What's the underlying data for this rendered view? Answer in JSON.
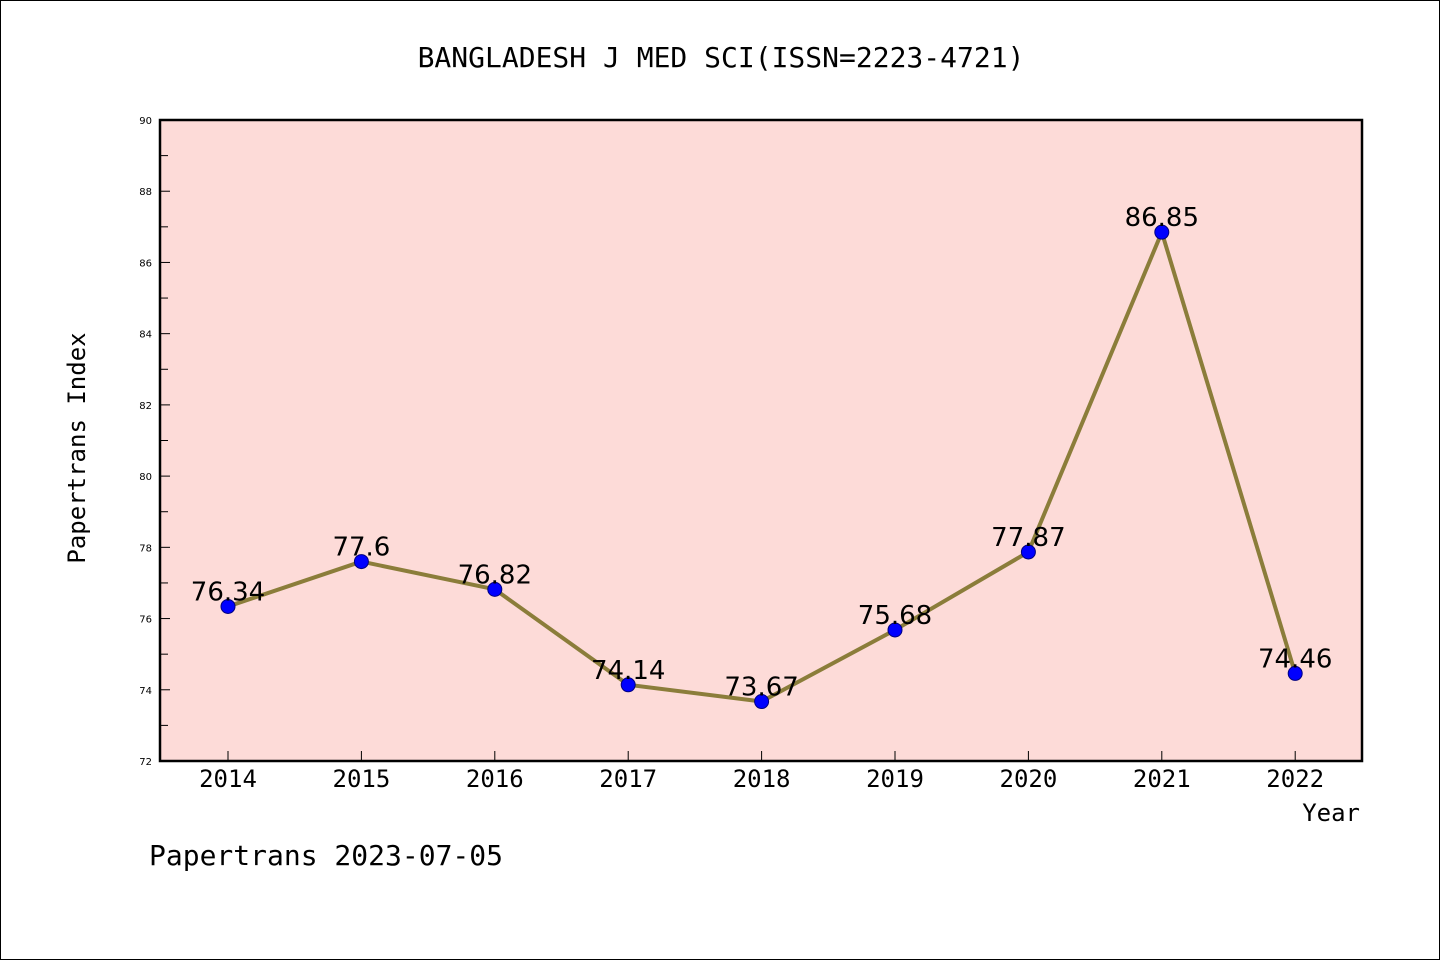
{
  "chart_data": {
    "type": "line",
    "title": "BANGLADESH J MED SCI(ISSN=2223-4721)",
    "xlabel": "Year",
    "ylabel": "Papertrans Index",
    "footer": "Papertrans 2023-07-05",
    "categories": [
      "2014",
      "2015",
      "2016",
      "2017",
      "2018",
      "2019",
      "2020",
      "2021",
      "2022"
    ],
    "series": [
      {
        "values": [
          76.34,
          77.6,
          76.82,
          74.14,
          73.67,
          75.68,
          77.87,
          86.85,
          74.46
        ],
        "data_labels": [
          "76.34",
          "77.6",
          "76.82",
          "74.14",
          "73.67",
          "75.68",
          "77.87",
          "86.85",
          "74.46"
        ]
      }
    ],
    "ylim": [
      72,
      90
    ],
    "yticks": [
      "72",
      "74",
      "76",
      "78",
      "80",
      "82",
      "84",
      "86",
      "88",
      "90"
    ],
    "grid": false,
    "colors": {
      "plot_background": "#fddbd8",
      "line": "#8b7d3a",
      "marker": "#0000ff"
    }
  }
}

*****

WRITTEN PROBLEM: Reproduce all of the data exactly; the pictures do not belong in the copy.

SOLUTION TO THE PROBLEM:
What's the underlying data for this rendered view? Answer in JSON.
{
  "chart_data": {
    "type": "line",
    "title": "BANGLADESH J MED SCI(ISSN=2223-4721)",
    "xlabel": "Year",
    "ylabel": "Papertrans Index",
    "footer": "Papertrans 2023-07-05",
    "categories": [
      "2014",
      "2015",
      "2016",
      "2017",
      "2018",
      "2019",
      "2020",
      "2021",
      "2022"
    ],
    "series": [
      {
        "values": [
          76.34,
          77.6,
          76.82,
          74.14,
          73.67,
          75.68,
          77.87,
          86.85,
          74.46
        ],
        "data_labels": [
          "76.34",
          "77.6",
          "76.82",
          "74.14",
          "73.67",
          "75.68",
          "77.87",
          "86.85",
          "74.46"
        ]
      }
    ],
    "ylim": [
      72,
      90
    ],
    "yticks": [
      "72",
      "74",
      "76",
      "78",
      "80",
      "82",
      "84",
      "86",
      "88",
      "90"
    ],
    "grid": false,
    "colors": {
      "plot_background": "#fddbd8",
      "line": "#8b7d3a",
      "marker": "#0000ff"
    }
  }
}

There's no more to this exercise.